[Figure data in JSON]
┄┄┄┄┄┄┄┄┄┄
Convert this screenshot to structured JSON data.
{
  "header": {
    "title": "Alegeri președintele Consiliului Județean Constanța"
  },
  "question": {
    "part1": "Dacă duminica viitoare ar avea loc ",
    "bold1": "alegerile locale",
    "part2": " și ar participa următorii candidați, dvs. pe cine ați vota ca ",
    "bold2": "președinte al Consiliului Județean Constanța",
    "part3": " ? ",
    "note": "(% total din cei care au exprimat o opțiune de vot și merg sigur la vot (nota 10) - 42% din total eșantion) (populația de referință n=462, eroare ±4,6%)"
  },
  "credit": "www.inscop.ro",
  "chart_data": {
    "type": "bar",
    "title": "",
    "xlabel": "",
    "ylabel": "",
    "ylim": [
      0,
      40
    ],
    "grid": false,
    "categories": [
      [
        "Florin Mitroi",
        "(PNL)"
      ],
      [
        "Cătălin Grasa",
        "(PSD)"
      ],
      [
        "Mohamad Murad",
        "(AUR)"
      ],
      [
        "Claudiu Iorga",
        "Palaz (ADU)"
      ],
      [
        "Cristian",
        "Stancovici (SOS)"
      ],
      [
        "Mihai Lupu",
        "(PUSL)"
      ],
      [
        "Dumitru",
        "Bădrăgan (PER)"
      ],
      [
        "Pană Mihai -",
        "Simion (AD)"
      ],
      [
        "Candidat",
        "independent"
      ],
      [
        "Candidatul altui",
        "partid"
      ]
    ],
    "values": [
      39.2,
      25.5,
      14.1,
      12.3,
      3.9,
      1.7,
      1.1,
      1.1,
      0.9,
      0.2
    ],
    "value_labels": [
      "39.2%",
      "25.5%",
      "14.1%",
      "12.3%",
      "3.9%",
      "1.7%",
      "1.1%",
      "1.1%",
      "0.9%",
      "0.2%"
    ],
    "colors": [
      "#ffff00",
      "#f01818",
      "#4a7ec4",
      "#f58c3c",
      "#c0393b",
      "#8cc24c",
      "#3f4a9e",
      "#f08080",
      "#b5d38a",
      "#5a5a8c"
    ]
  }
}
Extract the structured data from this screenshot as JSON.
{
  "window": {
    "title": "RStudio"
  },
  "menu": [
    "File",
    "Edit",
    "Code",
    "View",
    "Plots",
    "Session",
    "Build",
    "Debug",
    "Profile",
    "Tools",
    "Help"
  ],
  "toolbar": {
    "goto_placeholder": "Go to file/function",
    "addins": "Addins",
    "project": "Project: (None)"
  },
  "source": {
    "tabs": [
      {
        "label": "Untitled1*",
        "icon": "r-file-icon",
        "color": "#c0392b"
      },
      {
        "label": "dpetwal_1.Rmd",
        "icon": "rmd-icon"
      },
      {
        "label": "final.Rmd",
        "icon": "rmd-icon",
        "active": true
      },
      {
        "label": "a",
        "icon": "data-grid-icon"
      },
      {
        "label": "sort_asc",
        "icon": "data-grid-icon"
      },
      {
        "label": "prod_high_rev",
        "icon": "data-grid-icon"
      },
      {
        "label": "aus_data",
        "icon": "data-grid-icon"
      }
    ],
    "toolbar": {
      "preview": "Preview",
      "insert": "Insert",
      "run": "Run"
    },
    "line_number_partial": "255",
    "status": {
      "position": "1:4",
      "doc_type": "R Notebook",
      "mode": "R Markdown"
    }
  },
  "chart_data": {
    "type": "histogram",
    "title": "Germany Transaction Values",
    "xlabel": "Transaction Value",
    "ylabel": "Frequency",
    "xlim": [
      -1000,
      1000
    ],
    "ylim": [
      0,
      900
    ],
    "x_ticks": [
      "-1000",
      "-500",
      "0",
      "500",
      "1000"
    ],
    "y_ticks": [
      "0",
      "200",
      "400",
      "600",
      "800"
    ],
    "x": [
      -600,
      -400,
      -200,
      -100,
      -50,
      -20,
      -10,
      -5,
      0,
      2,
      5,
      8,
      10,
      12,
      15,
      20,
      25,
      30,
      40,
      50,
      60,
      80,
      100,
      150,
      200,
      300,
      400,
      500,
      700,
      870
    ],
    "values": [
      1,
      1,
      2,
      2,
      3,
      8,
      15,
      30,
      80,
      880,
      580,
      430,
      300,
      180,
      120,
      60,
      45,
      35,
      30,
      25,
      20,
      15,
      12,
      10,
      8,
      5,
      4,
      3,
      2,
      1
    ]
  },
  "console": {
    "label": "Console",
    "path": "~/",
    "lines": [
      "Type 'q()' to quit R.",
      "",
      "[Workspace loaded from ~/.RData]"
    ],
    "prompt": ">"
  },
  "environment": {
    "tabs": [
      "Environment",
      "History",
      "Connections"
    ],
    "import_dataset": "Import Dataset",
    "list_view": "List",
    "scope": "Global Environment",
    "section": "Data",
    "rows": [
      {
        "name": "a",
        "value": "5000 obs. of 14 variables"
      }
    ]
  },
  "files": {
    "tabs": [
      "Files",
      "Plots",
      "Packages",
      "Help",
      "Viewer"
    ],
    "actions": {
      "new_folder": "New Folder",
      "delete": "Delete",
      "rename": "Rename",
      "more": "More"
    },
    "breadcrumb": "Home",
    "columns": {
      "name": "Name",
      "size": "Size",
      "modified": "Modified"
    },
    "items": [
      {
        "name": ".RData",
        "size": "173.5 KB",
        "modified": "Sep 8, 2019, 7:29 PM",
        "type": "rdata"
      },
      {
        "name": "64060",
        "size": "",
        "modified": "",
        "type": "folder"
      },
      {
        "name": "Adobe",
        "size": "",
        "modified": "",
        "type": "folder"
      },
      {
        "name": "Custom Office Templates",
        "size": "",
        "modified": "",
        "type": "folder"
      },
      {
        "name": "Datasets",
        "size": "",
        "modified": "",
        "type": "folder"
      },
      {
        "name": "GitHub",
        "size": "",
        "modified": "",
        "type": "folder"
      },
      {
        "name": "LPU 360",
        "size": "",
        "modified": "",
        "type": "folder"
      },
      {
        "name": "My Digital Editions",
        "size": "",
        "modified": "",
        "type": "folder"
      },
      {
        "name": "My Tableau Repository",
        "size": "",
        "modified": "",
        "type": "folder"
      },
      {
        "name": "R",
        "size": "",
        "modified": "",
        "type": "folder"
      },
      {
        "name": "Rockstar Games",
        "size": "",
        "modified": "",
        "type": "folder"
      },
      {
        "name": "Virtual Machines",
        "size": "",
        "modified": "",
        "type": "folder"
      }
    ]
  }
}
┄┄┄┄┄┄┄┄┄┄
• INSTRUCTIONS FOR THE TASK:
Output the complete data exactly as written.

• ANSWER FOR THE TASK:
Convert this screenshot to structured JSON data.
{
  "header": {
    "title": "Alegeri președintele Consiliului Județean Constanța"
  },
  "question": {
    "part1": "Dacă duminica viitoare ar avea loc ",
    "bold1": "alegerile locale",
    "part2": " și ar participa următorii candidați, dvs. pe cine ați vota ca ",
    "bold2": "președinte al Consiliului Județean Constanța",
    "part3": " ? ",
    "note": "(% total din cei care au exprimat o opțiune de vot și merg sigur la vot (nota 10) - 42% din total eșantion) (populația de referință n=462, eroare ±4,6%)"
  },
  "credit": "www.inscop.ro",
  "chart_data": {
    "type": "bar",
    "title": "",
    "xlabel": "",
    "ylabel": "",
    "ylim": [
      0,
      40
    ],
    "grid": false,
    "categories": [
      [
        "Florin Mitroi",
        "(PNL)"
      ],
      [
        "Cătălin Grasa",
        "(PSD)"
      ],
      [
        "Mohamad Murad",
        "(AUR)"
      ],
      [
        "Claudiu Iorga",
        "Palaz (ADU)"
      ],
      [
        "Cristian",
        "Stancovici (SOS)"
      ],
      [
        "Mihai Lupu",
        "(PUSL)"
      ],
      [
        "Dumitru",
        "Bădrăgan (PER)"
      ],
      [
        "Pană Mihai -",
        "Simion (AD)"
      ],
      [
        "Candidat",
        "independent"
      ],
      [
        "Candidatul altui",
        "partid"
      ]
    ],
    "values": [
      39.2,
      25.5,
      14.1,
      12.3,
      3.9,
      1.7,
      1.1,
      1.1,
      0.9,
      0.2
    ],
    "value_labels": [
      "39.2%",
      "25.5%",
      "14.1%",
      "12.3%",
      "3.9%",
      "1.7%",
      "1.1%",
      "1.1%",
      "0.9%",
      "0.2%"
    ],
    "colors": [
      "#ffff00",
      "#f01818",
      "#4a7ec4",
      "#f58c3c",
      "#c0393b",
      "#8cc24c",
      "#3f4a9e",
      "#f08080",
      "#b5d38a",
      "#5a5a8c"
    ]
  }
}
Extract the structured data from this screenshot as JSON.
{
  "window": {
    "title": "RStudio"
  },
  "menu": [
    "File",
    "Edit",
    "Code",
    "View",
    "Plots",
    "Session",
    "Build",
    "Debug",
    "Profile",
    "Tools",
    "Help"
  ],
  "toolbar": {
    "goto_placeholder": "Go to file/function",
    "addins": "Addins",
    "project": "Project: (None)"
  },
  "source": {
    "tabs": [
      {
        "label": "Untitled1*",
        "icon": "r-file-icon",
        "color": "#c0392b"
      },
      {
        "label": "dpetwal_1.Rmd",
        "icon": "rmd-icon"
      },
      {
        "label": "final.Rmd",
        "icon": "rmd-icon",
        "active": true
      },
      {
        "label": "a",
        "icon": "data-grid-icon"
      },
      {
        "label": "sort_asc",
        "icon": "data-grid-icon"
      },
      {
        "label": "prod_high_rev",
        "icon": "data-grid-icon"
      },
      {
        "label": "aus_data",
        "icon": "data-grid-icon"
      }
    ],
    "toolbar": {
      "preview": "Preview",
      "insert": "Insert",
      "run": "Run"
    },
    "line_number_partial": "255",
    "status": {
      "position": "1:4",
      "doc_type": "R Notebook",
      "mode": "R Markdown"
    }
  },
  "chart_data": {
    "type": "histogram",
    "title": "Germany Transaction Values",
    "xlabel": "Transaction Value",
    "ylabel": "Frequency",
    "xlim": [
      -1000,
      1000
    ],
    "ylim": [
      0,
      900
    ],
    "x_ticks": [
      "-1000",
      "-500",
      "0",
      "500",
      "1000"
    ],
    "y_ticks": [
      "0",
      "200",
      "400",
      "600",
      "800"
    ],
    "x": [
      -600,
      -400,
      -200,
      -100,
      -50,
      -20,
      -10,
      -5,
      0,
      2,
      5,
      8,
      10,
      12,
      15,
      20,
      25,
      30,
      40,
      50,
      60,
      80,
      100,
      150,
      200,
      300,
      400,
      500,
      700,
      870
    ],
    "values": [
      1,
      1,
      2,
      2,
      3,
      8,
      15,
      30,
      80,
      880,
      580,
      430,
      300,
      180,
      120,
      60,
      45,
      35,
      30,
      25,
      20,
      15,
      12,
      10,
      8,
      5,
      4,
      3,
      2,
      1
    ]
  },
  "console": {
    "label": "Console",
    "path": "~/",
    "lines": [
      "Type 'q()' to quit R.",
      "",
      "[Workspace loaded from ~/.RData]"
    ],
    "prompt": ">"
  },
  "environment": {
    "tabs": [
      "Environment",
      "History",
      "Connections"
    ],
    "import_dataset": "Import Dataset",
    "list_view": "List",
    "scope": "Global Environment",
    "section": "Data",
    "rows": [
      {
        "name": "a",
        "value": "5000 obs. of 14 variables"
      }
    ]
  },
  "files": {
    "tabs": [
      "Files",
      "Plots",
      "Packages",
      "Help",
      "Viewer"
    ],
    "actions": {
      "new_folder": "New Folder",
      "delete": "Delete",
      "rename": "Rename",
      "more": "More"
    },
    "breadcrumb": "Home",
    "columns": {
      "name": "Name",
      "size": "Size",
      "modified": "Modified"
    },
    "items": [
      {
        "name": ".RData",
        "size": "173.5 KB",
        "modified": "Sep 8, 2019, 7:29 PM",
        "type": "rdata"
      },
      {
        "name": "64060",
        "size": "",
        "modified": "",
        "type": "folder"
      },
      {
        "name": "Adobe",
        "size": "",
        "modified": "",
        "type": "folder"
      },
      {
        "name": "Custom Office Templates",
        "size": "",
        "modified": "",
        "type": "folder"
      },
      {
        "name": "Datasets",
        "size": "",
        "modified": "",
        "type": "folder"
      },
      {
        "name": "GitHub",
        "size": "",
        "modified": "",
        "type": "folder"
      },
      {
        "name": "LPU 360",
        "size": "",
        "modified": "",
        "type": "folder"
      },
      {
        "name": "My Digital Editions",
        "size": "",
        "modified": "",
        "type": "folder"
      },
      {
        "name": "My Tableau Repository",
        "size": "",
        "modified": "",
        "type": "folder"
      },
      {
        "name": "R",
        "size": "",
        "modified": "",
        "type": "folder"
      },
      {
        "name": "Rockstar Games",
        "size": "",
        "modified": "",
        "type": "folder"
      },
      {
        "name": "Virtual Machines",
        "size": "",
        "modified": "",
        "type": "folder"
      }
    ]
  }
}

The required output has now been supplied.